Short exercise: Everything in the listing should be restated word for word.

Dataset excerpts
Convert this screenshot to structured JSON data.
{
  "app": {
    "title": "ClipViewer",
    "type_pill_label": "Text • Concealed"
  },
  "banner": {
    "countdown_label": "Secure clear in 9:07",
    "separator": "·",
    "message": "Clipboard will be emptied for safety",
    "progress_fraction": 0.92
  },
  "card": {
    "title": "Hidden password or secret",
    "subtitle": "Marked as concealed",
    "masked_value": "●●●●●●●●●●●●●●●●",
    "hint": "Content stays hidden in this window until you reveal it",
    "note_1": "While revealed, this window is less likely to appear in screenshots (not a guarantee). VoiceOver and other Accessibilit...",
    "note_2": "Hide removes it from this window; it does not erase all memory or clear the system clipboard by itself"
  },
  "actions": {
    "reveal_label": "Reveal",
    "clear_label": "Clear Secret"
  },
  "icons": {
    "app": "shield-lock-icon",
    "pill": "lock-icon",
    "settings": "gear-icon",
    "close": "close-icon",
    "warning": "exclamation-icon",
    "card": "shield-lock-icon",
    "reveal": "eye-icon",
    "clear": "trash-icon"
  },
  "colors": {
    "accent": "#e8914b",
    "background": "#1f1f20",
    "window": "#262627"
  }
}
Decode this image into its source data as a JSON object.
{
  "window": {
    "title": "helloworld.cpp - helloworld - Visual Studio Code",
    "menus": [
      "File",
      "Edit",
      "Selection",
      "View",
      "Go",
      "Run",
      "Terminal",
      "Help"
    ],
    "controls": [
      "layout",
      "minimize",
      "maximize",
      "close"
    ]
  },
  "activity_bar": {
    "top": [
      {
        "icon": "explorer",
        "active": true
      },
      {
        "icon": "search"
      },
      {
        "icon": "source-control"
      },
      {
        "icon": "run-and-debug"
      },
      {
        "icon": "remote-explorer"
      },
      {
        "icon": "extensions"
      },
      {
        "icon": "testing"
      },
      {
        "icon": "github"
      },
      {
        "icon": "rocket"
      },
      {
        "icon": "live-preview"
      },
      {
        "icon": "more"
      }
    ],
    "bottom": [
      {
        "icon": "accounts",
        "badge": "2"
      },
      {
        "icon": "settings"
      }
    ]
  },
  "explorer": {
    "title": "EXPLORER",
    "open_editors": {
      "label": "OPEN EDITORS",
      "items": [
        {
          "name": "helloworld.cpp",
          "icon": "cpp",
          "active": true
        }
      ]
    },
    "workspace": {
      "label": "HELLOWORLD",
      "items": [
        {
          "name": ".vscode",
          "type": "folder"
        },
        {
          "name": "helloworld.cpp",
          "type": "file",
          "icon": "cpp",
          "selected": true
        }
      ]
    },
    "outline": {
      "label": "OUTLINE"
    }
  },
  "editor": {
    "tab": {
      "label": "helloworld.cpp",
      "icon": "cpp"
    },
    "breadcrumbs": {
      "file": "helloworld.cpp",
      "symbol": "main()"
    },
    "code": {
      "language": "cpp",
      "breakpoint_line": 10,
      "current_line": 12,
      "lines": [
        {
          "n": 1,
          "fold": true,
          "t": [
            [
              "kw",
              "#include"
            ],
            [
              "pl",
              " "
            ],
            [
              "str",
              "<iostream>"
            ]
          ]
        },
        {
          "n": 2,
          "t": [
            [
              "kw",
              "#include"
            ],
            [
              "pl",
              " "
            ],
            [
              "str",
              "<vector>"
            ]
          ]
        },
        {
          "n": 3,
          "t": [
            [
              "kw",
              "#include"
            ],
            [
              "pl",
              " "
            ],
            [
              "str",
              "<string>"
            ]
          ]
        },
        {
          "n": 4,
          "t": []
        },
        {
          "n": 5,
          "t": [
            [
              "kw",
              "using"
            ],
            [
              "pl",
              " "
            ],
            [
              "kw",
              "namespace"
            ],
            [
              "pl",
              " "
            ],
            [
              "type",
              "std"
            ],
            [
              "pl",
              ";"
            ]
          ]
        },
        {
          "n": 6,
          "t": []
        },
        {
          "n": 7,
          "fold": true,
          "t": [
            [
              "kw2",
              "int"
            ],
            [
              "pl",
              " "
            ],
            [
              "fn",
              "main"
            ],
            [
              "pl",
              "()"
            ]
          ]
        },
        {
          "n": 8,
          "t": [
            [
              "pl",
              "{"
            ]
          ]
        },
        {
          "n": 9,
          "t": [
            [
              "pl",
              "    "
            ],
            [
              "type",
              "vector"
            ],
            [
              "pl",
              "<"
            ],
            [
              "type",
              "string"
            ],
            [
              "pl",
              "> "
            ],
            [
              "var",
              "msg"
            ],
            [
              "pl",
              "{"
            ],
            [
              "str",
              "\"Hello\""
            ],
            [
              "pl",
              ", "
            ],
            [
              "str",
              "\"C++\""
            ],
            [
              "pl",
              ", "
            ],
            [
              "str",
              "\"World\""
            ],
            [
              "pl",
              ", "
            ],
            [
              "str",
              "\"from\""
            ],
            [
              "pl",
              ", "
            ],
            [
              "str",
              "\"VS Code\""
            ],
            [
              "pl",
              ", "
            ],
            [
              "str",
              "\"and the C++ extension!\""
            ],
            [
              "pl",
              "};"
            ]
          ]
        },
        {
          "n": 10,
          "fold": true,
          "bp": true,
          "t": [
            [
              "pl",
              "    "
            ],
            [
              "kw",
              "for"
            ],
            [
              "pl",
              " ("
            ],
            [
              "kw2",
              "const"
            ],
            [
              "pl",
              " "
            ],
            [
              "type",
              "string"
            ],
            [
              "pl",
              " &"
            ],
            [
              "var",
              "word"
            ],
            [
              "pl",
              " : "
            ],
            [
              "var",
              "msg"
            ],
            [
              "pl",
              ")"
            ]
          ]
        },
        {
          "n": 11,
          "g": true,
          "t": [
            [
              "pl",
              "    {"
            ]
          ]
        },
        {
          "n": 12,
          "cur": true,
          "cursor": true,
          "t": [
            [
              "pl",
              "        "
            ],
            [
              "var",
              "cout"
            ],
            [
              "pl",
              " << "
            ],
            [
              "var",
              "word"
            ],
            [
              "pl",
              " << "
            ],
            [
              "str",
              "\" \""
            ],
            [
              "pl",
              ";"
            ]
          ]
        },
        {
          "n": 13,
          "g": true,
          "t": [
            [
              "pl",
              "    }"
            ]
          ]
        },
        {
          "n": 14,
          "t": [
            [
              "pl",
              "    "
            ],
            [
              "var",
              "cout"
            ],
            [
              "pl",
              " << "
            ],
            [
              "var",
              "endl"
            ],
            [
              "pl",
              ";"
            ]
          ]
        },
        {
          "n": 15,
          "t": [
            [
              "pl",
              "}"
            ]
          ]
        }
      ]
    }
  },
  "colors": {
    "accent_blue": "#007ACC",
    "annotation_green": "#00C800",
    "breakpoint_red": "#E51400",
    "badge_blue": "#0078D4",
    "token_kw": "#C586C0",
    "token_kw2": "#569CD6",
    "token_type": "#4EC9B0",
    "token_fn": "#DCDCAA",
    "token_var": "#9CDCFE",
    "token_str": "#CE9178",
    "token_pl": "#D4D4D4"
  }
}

Exercise answer:
Convert this screenshot to structured JSON data.
{
  "app": {
    "title": "ClipViewer",
    "type_pill_label": "Text • Concealed"
  },
  "banner": {
    "countdown_label": "Secure clear in 9:07",
    "separator": "·",
    "message": "Clipboard will be emptied for safety",
    "progress_fraction": 0.92
  },
  "card": {
    "title": "Hidden password or secret",
    "subtitle": "Marked as concealed",
    "masked_value": "●●●●●●●●●●●●●●●●",
    "hint": "Content stays hidden in this window until you reveal it",
    "note_1": "While revealed, this window is less likely to appear in screenshots (not a guarantee). VoiceOver and other Accessibilit...",
    "note_2": "Hide removes it from this window; it does not erase all memory or clear the system clipboard by itself"
  },
  "actions": {
    "reveal_label": "Reveal",
    "clear_label": "Clear Secret"
  },
  "icons": {
    "app": "shield-lock-icon",
    "pill": "lock-icon",
    "settings": "gear-icon",
    "close": "close-icon",
    "warning": "exclamation-icon",
    "card": "shield-lock-icon",
    "reveal": "eye-icon",
    "clear": "trash-icon"
  },
  "colors": {
    "accent": "#e8914b",
    "background": "#1f1f20",
    "window": "#262627"
  }
}
Decode this image into its source data as a JSON object.
{
  "window": {
    "title": "helloworld.cpp - helloworld - Visual Studio Code",
    "menus": [
      "File",
      "Edit",
      "Selection",
      "View",
      "Go",
      "Run",
      "Terminal",
      "Help"
    ],
    "controls": [
      "layout",
      "minimize",
      "maximize",
      "close"
    ]
  },
  "activity_bar": {
    "top": [
      {
        "icon": "explorer",
        "active": true
      },
      {
        "icon": "search"
      },
      {
        "icon": "source-control"
      },
      {
        "icon": "run-and-debug"
      },
      {
        "icon": "remote-explorer"
      },
      {
        "icon": "extensions"
      },
      {
        "icon": "testing"
      },
      {
        "icon": "github"
      },
      {
        "icon": "rocket"
      },
      {
        "icon": "live-preview"
      },
      {
        "icon": "more"
      }
    ],
    "bottom": [
      {
        "icon": "accounts",
        "badge": "2"
      },
      {
        "icon": "settings"
      }
    ]
  },
  "explorer": {
    "title": "EXPLORER",
    "open_editors": {
      "label": "OPEN EDITORS",
      "items": [
        {
          "name": "helloworld.cpp",
          "icon": "cpp",
          "active": true
        }
      ]
    },
    "workspace": {
      "label": "HELLOWORLD",
      "items": [
        {
          "name": ".vscode",
          "type": "folder"
        },
        {
          "name": "helloworld.cpp",
          "type": "file",
          "icon": "cpp",
          "selected": true
        }
      ]
    },
    "outline": {
      "label": "OUTLINE"
    }
  },
  "editor": {
    "tab": {
      "label": "helloworld.cpp",
      "icon": "cpp"
    },
    "breadcrumbs": {
      "file": "helloworld.cpp",
      "symbol": "main()"
    },
    "code": {
      "language": "cpp",
      "breakpoint_line": 10,
      "current_line": 12,
      "lines": [
        {
          "n": 1,
          "fold": true,
          "t": [
            [
              "kw",
              "#include"
            ],
            [
              "pl",
              " "
            ],
            [
              "str",
              "<iostream>"
            ]
          ]
        },
        {
          "n": 2,
          "t": [
            [
              "kw",
              "#include"
            ],
            [
              "pl",
              " "
            ],
            [
              "str",
              "<vector>"
            ]
          ]
        },
        {
          "n": 3,
          "t": [
            [
              "kw",
              "#include"
            ],
            [
              "pl",
              " "
            ],
            [
              "str",
              "<string>"
            ]
          ]
        },
        {
          "n": 4,
          "t": []
        },
        {
          "n": 5,
          "t": [
            [
              "kw",
              "using"
            ],
            [
              "pl",
              " "
            ],
            [
              "kw",
              "namespace"
            ],
            [
              "pl",
              " "
            ],
            [
              "type",
              "std"
            ],
            [
              "pl",
              ";"
            ]
          ]
        },
        {
          "n": 6,
          "t": []
        },
        {
          "n": 7,
          "fold": true,
          "t": [
            [
              "kw2",
              "int"
            ],
            [
              "pl",
              " "
            ],
            [
              "fn",
              "main"
            ],
            [
              "pl",
              "()"
            ]
          ]
        },
        {
          "n": 8,
          "t": [
            [
              "pl",
              "{"
            ]
          ]
        },
        {
          "n": 9,
          "t": [
            [
              "pl",
              "    "
            ],
            [
              "type",
              "vector"
            ],
            [
              "pl",
              "<"
            ],
            [
              "type",
              "string"
            ],
            [
              "pl",
              "> "
            ],
            [
              "var",
              "msg"
            ],
            [
              "pl",
              "{"
            ],
            [
              "str",
              "\"Hello\""
            ],
            [
              "pl",
              ", "
            ],
            [
              "str",
              "\"C++\""
            ],
            [
              "pl",
              ", "
            ],
            [
              "str",
              "\"World\""
            ],
            [
              "pl",
              ", "
            ],
            [
              "str",
              "\"from\""
            ],
            [
              "pl",
              ", "
            ],
            [
              "str",
              "\"VS Code\""
            ],
            [
              "pl",
              ", "
            ],
            [
              "str",
              "\"and the C++ extension!\""
            ],
            [
              "pl",
              "};"
            ]
          ]
        },
        {
          "n": 10,
          "fold": true,
          "bp": true,
          "t": [
            [
              "pl",
              "    "
            ],
            [
              "kw",
              "for"
            ],
            [
              "pl",
              " ("
            ],
            [
              "kw2",
              "const"
            ],
            [
              "pl",
              " "
            ],
            [
              "type",
              "string"
            ],
            [
              "pl",
              " &"
            ],
            [
              "var",
              "word"
            ],
            [
              "pl",
              " : "
            ],
            [
              "var",
              "msg"
            ],
            [
              "pl",
              ")"
            ]
          ]
        },
        {
          "n": 11,
          "g": true,
          "t": [
            [
              "pl",
              "    {"
            ]
          ]
        },
        {
          "n": 12,
          "cur": true,
          "cursor": true,
          "t": [
            [
              "pl",
              "        "
            ],
            [
              "var",
              "cout"
            ],
            [
              "pl",
              " << "
            ],
            [
              "var",
              "word"
            ],
            [
              "pl",
              " << "
            ],
            [
              "str",
              "\" \""
            ],
            [
              "pl",
              ";"
            ]
          ]
        },
        {
          "n": 13,
          "g": true,
          "t": [
            [
              "pl",
              "    }"
            ]
          ]
        },
        {
          "n": 14,
          "t": [
            [
              "pl",
              "    "
            ],
            [
              "var",
              "cout"
            ],
            [
              "pl",
              " << "
            ],
            [
              "var",
              "endl"
            ],
            [
              "pl",
              ";"
            ]
          ]
        },
        {
          "n": 15,
          "t": [
            [
              "pl",
              "}"
            ]
          ]
        }
      ]
    }
  },
  "colors": {
    "accent_blue": "#007ACC",
    "annotation_green": "#00C800",
    "breakpoint_red": "#E51400",
    "badge_blue": "#0078D4",
    "token_kw": "#C586C0",
    "token_kw2": "#569CD6",
    "token_type": "#4EC9B0",
    "token_fn": "#DCDCAA",
    "token_var": "#9CDCFE",
    "token_str": "#CE9178",
    "token_pl": "#D4D4D4"
  }
}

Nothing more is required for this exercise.